Given exercise: Collect all lines from the records below that include the word "Ucraina".

Records for this exercise:
(begin)
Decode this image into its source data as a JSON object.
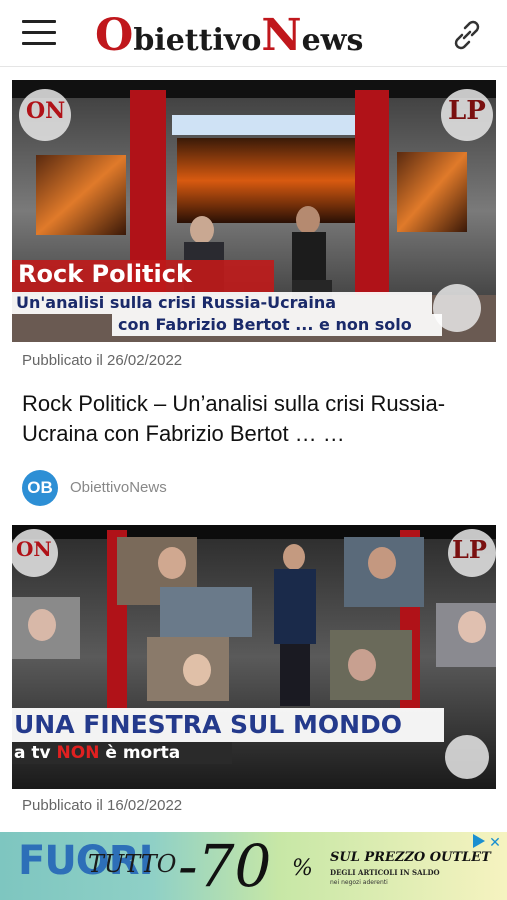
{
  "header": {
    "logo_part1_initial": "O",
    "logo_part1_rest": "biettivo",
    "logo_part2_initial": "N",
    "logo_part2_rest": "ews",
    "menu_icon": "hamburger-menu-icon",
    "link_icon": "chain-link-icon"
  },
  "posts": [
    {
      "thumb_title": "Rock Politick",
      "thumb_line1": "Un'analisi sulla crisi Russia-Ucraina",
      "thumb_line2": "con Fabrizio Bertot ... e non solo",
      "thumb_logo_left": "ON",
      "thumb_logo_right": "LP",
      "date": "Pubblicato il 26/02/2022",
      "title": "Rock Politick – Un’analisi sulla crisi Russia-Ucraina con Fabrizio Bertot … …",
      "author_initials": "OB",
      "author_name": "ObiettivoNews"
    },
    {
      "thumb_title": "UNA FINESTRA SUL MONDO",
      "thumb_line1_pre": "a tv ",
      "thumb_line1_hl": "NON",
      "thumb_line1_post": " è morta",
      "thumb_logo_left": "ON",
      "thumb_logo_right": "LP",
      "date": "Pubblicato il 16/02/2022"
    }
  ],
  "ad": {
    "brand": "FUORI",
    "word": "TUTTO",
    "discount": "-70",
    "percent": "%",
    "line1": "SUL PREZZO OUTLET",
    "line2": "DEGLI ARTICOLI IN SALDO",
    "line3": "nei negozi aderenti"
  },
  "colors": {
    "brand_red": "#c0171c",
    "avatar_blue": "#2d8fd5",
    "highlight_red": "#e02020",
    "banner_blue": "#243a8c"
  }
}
(end)
Result of this task:
      "thumb_line1": "Un'analisi sulla crisi Russia-Ucraina",
      "title": "Rock Politick – Un’analisi sulla crisi Russia-Ucraina con Fabrizio Bertot … …",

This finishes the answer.